● **What the task asks**
Return each line holding the string "this".

-------- Given records

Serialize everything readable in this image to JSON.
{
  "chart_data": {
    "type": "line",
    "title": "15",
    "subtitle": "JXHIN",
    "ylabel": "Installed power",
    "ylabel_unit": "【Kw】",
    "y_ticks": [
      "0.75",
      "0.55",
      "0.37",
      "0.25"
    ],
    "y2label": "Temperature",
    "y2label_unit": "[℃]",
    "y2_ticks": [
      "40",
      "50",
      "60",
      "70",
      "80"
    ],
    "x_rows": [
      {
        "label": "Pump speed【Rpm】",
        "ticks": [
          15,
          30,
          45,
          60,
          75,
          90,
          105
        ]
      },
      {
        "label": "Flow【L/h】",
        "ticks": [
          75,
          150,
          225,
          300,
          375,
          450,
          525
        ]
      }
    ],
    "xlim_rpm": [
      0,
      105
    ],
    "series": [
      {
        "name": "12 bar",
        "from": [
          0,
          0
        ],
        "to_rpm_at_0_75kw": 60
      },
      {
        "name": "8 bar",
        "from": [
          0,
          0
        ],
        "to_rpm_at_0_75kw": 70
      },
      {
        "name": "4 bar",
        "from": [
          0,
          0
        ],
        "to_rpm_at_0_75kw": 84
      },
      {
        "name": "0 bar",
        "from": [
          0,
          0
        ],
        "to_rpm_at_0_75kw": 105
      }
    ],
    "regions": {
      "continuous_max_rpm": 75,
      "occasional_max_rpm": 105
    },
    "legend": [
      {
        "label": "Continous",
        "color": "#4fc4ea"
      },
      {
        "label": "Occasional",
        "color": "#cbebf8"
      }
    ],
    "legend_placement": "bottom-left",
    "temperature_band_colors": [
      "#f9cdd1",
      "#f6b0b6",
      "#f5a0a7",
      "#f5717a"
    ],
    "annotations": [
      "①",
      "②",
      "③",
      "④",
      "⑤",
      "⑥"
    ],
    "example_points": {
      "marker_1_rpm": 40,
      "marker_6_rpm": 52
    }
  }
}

----------------
-------- Given records

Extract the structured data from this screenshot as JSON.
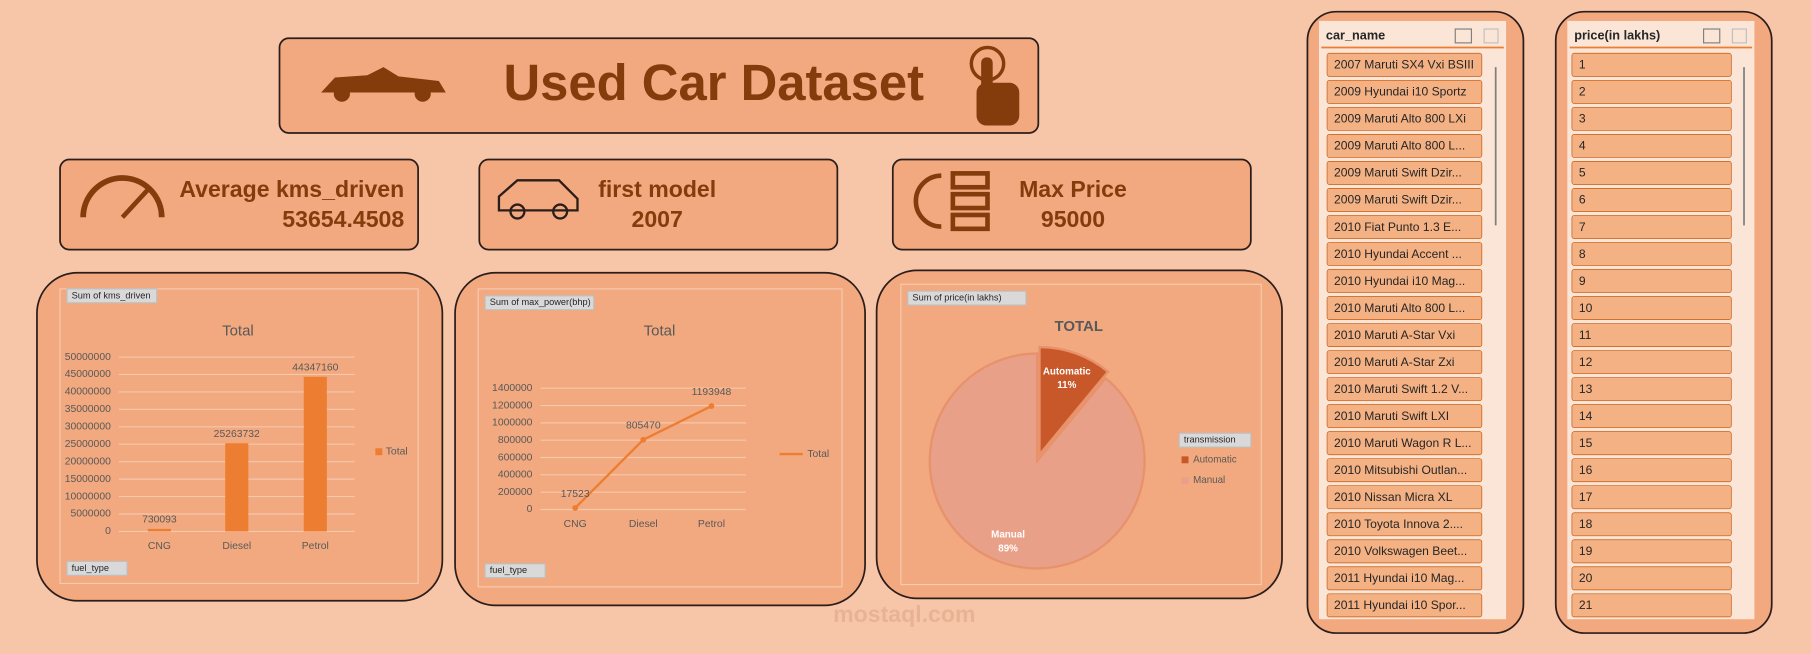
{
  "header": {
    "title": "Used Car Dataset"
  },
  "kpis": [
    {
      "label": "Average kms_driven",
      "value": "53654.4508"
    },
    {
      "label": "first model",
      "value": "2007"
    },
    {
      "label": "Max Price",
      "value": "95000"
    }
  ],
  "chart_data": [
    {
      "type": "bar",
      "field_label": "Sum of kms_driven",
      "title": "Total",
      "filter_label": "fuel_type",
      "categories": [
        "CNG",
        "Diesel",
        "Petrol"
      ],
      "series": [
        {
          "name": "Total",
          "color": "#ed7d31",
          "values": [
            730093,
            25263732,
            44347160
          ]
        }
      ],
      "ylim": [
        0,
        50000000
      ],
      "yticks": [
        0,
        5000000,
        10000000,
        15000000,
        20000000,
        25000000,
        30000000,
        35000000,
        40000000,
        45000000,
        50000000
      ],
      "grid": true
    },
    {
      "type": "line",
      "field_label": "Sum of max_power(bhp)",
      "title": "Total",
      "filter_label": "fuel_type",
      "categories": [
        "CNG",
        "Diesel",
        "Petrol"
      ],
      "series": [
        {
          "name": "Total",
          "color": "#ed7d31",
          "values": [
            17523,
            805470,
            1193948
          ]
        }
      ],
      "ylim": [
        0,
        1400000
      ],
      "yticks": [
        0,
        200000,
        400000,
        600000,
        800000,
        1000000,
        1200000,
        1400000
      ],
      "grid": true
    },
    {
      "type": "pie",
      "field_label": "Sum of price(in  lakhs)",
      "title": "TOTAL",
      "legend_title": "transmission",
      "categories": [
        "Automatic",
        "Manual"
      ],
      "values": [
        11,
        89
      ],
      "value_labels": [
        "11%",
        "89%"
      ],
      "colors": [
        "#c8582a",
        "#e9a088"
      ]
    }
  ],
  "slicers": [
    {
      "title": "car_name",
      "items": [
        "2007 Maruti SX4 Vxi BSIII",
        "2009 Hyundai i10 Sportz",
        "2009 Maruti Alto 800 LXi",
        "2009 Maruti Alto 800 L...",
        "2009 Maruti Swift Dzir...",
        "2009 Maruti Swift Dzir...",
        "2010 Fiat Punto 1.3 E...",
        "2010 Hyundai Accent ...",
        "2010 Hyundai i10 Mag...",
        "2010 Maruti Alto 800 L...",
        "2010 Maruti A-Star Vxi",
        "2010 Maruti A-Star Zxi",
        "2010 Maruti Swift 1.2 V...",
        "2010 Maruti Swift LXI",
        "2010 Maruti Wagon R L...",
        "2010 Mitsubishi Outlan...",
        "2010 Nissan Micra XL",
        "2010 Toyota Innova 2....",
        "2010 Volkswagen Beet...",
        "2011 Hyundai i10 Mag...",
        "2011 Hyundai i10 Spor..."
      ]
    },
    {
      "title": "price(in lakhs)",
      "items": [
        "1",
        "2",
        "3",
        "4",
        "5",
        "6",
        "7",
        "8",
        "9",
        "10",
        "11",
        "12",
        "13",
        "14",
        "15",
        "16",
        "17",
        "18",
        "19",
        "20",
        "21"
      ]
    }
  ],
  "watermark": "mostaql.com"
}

----------------

● **Exercise response**
Serialize everything readable in this image to JSON.
Extract the structured data from this screenshot as JSON.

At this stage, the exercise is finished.